PROMPT
Please transcribe each of the records exactly as given.

MATERIALS PROVIDED
---
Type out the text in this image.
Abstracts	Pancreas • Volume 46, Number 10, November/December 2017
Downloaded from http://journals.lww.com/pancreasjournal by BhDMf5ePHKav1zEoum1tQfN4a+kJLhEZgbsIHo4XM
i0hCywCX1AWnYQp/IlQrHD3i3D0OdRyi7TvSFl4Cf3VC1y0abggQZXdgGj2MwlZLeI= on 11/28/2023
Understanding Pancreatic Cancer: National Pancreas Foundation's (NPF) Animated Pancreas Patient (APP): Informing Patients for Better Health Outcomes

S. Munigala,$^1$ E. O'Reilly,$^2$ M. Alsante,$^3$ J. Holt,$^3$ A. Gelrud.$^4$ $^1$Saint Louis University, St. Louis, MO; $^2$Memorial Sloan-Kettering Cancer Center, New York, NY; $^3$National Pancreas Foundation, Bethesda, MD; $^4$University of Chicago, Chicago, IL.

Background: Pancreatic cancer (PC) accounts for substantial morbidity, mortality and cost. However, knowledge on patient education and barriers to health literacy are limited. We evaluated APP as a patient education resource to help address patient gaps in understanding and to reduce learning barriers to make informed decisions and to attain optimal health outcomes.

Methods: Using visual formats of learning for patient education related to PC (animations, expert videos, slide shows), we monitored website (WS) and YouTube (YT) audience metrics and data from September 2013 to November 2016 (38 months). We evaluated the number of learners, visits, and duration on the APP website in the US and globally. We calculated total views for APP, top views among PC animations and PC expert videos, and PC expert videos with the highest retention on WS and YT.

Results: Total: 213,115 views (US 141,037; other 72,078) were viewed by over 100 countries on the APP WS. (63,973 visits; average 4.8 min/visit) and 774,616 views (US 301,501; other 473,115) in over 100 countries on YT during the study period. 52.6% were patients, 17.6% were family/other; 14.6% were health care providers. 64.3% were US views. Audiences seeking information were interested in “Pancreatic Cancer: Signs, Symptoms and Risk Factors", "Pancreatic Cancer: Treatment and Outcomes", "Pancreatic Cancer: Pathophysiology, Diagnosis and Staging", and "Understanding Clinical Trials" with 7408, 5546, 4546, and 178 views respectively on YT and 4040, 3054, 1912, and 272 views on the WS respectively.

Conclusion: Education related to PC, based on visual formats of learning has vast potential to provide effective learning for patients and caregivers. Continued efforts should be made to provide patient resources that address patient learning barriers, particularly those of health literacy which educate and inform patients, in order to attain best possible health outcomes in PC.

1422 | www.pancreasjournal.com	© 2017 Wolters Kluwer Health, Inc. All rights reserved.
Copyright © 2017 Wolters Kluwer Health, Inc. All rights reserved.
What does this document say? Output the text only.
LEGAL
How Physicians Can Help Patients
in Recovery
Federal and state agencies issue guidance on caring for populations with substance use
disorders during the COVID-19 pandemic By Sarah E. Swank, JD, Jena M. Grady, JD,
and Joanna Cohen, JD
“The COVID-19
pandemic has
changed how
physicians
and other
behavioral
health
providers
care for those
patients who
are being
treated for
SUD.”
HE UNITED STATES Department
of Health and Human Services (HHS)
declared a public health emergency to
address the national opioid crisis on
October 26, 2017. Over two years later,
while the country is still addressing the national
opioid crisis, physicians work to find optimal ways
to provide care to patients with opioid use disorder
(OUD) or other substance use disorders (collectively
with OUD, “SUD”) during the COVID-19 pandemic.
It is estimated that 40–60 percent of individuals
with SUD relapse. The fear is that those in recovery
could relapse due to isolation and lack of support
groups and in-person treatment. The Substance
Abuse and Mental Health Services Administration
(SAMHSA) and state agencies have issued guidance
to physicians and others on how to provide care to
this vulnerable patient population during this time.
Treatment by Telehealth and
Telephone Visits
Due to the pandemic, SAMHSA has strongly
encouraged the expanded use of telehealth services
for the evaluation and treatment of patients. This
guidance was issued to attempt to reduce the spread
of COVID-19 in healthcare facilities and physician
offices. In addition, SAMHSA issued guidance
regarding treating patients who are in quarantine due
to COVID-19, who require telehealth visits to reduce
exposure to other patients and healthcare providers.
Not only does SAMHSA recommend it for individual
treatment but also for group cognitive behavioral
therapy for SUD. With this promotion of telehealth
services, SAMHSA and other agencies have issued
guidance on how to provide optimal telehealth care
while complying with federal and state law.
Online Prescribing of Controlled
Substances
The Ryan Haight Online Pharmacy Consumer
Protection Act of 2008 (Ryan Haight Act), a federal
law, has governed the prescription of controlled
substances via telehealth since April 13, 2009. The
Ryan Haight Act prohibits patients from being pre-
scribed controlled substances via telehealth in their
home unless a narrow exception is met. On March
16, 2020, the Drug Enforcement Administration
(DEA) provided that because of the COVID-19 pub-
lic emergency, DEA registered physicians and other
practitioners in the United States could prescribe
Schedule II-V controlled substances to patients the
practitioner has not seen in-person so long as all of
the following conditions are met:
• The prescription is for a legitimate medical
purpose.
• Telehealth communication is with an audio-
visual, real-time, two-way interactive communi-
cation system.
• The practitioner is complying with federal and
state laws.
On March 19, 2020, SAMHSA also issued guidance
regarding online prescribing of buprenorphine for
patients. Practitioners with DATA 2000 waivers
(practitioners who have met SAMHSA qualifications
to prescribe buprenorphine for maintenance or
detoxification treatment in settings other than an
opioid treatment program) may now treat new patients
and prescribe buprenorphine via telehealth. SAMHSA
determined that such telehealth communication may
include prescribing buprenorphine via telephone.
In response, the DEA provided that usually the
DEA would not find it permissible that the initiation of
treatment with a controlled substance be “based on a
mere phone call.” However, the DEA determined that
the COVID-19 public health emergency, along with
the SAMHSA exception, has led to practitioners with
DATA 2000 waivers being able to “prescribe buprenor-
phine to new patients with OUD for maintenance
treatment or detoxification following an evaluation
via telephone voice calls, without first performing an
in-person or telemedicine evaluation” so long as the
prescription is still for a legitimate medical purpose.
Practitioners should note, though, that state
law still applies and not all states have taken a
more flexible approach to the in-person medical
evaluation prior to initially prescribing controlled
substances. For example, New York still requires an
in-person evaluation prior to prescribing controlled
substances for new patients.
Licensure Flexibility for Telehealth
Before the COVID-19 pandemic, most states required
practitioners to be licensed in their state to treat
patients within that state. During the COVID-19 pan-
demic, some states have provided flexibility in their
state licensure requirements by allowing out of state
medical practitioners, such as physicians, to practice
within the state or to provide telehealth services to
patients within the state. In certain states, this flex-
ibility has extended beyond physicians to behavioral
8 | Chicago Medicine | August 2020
---
RESPONSE TO THIS TASK
Type out the text in this image.
Abstracts	Pancreas • Volume 46, Number 10, November/December 2017
Downloaded from http://journals.lww.com/pancreasjournal by BhDMf5ePHKav1zEoum1tQfN4a+kJLhEZgbsIHo4XM
i0hCywCX1AWnYQp/IlQrHD3i3D0OdRyi7TvSFl4Cf3VC1y0abggQZXdgGj2MwlZLeI= on 11/28/2023
Understanding Pancreatic Cancer: National Pancreas Foundation's (NPF) Animated Pancreas Patient (APP): Informing Patients for Better Health Outcomes

S. Munigala,$^1$ E. O'Reilly,$^2$ M. Alsante,$^3$ J. Holt,$^3$ A. Gelrud.$^4$ $^1$Saint Louis University, St. Louis, MO; $^2$Memorial Sloan-Kettering Cancer Center, New York, NY; $^3$National Pancreas Foundation, Bethesda, MD; $^4$University of Chicago, Chicago, IL.

Background: Pancreatic cancer (PC) accounts for substantial morbidity, mortality and cost. However, knowledge on patient education and barriers to health literacy are limited. We evaluated APP as a patient education resource to help address patient gaps in understanding and to reduce learning barriers to make informed decisions and to attain optimal health outcomes.

Methods: Using visual formats of learning for patient education related to PC (animations, expert videos, slide shows), we monitored website (WS) and YouTube (YT) audience metrics and data from September 2013 to November 2016 (38 months). We evaluated the number of learners, visits, and duration on the APP website in the US and globally. We calculated total views for APP, top views among PC animations and PC expert videos, and PC expert videos with the highest retention on WS and YT.

Results: Total: 213,115 views (US 141,037; other 72,078) were viewed by over 100 countries on the APP WS. (63,973 visits; average 4.8 min/visit) and 774,616 views (US 301,501; other 473,115) in over 100 countries on YT during the study period. 52.6% were patients, 17.6% were family/other; 14.6% were health care providers. 64.3% were US views. Audiences seeking information were interested in “Pancreatic Cancer: Signs, Symptoms and Risk Factors", "Pancreatic Cancer: Treatment and Outcomes", "Pancreatic Cancer: Pathophysiology, Diagnosis and Staging", and "Understanding Clinical Trials" with 7408, 5546, 4546, and 178 views respectively on YT and 4040, 3054, 1912, and 272 views on the WS respectively.

Conclusion: Education related to PC, based on visual formats of learning has vast potential to provide effective learning for patients and caregivers. Continued efforts should be made to provide patient resources that address patient learning barriers, particularly those of health literacy which educate and inform patients, in order to attain best possible health outcomes in PC.

1422 | www.pancreasjournal.com	© 2017 Wolters Kluwer Health, Inc. All rights reserved.
Copyright © 2017 Wolters Kluwer Health, Inc. All rights reserved.
What does this document say? Output the text only.
LEGAL
How Physicians Can Help Patients
in Recovery
Federal and state agencies issue guidance on caring for populations with substance use
disorders during the COVID-19 pandemic By Sarah E. Swank, JD, Jena M. Grady, JD,
and Joanna Cohen, JD
“The COVID-19
pandemic has
changed how
physicians
and other
behavioral
health
providers
care for those
patients who
are being
treated for
SUD.”
HE UNITED STATES Department
of Health and Human Services (HHS)
declared a public health emergency to
address the national opioid crisis on
October 26, 2017. Over two years later,
while the country is still addressing the national
opioid crisis, physicians work to find optimal ways
to provide care to patients with opioid use disorder
(OUD) or other substance use disorders (collectively
with OUD, “SUD”) during the COVID-19 pandemic.
It is estimated that 40–60 percent of individuals
with SUD relapse. The fear is that those in recovery
could relapse due to isolation and lack of support
groups and in-person treatment. The Substance
Abuse and Mental Health Services Administration
(SAMHSA) and state agencies have issued guidance
to physicians and others on how to provide care to
this vulnerable patient population during this time.
Treatment by Telehealth and
Telephone Visits
Due to the pandemic, SAMHSA has strongly
encouraged the expanded use of telehealth services
for the evaluation and treatment of patients. This
guidance was issued to attempt to reduce the spread
of COVID-19 in healthcare facilities and physician
offices. In addition, SAMHSA issued guidance
regarding treating patients who are in quarantine due
to COVID-19, who require telehealth visits to reduce
exposure to other patients and healthcare providers.
Not only does SAMHSA recommend it for individual
treatment but also for group cognitive behavioral
therapy for SUD. With this promotion of telehealth
services, SAMHSA and other agencies have issued
guidance on how to provide optimal telehealth care
while complying with federal and state law.
Online Prescribing of Controlled
Substances
The Ryan Haight Online Pharmacy Consumer
Protection Act of 2008 (Ryan Haight Act), a federal
law, has governed the prescription of controlled
substances via telehealth since April 13, 2009. The
Ryan Haight Act prohibits patients from being pre-
scribed controlled substances via telehealth in their
home unless a narrow exception is met. On March
16, 2020, the Drug Enforcement Administration
(DEA) provided that because of the COVID-19 pub-
lic emergency, DEA registered physicians and other
practitioners in the United States could prescribe
Schedule II-V controlled substances to patients the
practitioner has not seen in-person so long as all of
the following conditions are met:
• The prescription is for a legitimate medical
purpose.
• Telehealth communication is with an audio-
visual, real-time, two-way interactive communi-
cation system.
• The practitioner is complying with federal and
state laws.
On March 19, 2020, SAMHSA also issued guidance
regarding online prescribing of buprenorphine for
patients. Practitioners with DATA 2000 waivers
(practitioners who have met SAMHSA qualifications
to prescribe buprenorphine for maintenance or
detoxification treatment in settings other than an
opioid treatment program) may now treat new patients
and prescribe buprenorphine via telehealth. SAMHSA
determined that such telehealth communication may
include prescribing buprenorphine via telephone.
In response, the DEA provided that usually the
DEA would not find it permissible that the initiation of
treatment with a controlled substance be “based on a
mere phone call.” However, the DEA determined that
the COVID-19 public health emergency, along with
the SAMHSA exception, has led to practitioners with
DATA 2000 waivers being able to “prescribe buprenor-
phine to new patients with OUD for maintenance
treatment or detoxification following an evaluation
via telephone voice calls, without first performing an
in-person or telemedicine evaluation” so long as the
prescription is still for a legitimate medical purpose.
Practitioners should note, though, that state
law still applies and not all states have taken a
more flexible approach to the in-person medical
evaluation prior to initially prescribing controlled
substances. For example, New York still requires an
in-person evaluation prior to prescribing controlled
substances for new patients.
Licensure Flexibility for Telehealth
Before the COVID-19 pandemic, most states required
practitioners to be licensed in their state to treat
patients within that state. During the COVID-19 pan-
demic, some states have provided flexibility in their
state licensure requirements by allowing out of state
medical practitioners, such as physicians, to practice
within the state or to provide telehealth services to
patients within the state. In certain states, this flex-
ibility has extended beyond physicians to behavioral
8 | Chicago Medicine | August 2020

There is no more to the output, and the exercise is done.